BEGIN Source material

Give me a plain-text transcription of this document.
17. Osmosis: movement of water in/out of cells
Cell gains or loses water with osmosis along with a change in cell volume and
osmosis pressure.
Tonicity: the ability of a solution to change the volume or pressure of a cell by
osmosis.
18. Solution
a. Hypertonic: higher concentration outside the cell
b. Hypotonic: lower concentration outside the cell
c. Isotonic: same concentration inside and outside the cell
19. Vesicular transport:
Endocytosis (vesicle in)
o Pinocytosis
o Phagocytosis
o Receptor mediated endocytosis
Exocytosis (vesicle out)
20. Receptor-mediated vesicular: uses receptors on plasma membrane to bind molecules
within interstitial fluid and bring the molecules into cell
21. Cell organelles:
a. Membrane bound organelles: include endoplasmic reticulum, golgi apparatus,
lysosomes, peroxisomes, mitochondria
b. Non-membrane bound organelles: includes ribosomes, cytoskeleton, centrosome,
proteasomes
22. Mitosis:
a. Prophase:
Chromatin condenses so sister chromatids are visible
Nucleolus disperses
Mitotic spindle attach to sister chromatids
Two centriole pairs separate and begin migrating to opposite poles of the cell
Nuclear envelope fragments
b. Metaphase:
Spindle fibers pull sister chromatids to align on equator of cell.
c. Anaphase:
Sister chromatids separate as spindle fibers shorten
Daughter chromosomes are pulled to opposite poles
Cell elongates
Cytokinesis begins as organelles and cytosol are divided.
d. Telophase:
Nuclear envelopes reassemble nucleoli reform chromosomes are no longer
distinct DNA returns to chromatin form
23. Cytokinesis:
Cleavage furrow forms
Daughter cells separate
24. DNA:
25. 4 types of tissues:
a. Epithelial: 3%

END Source material

▸ The problem
Return a copy of every line in the records that includes the string "change".

▸ Task output
Cell gains or loses water with osmosis along with a change in cell volume and
Tonicity: the ability of a solution to change the volume or pressure of a cell by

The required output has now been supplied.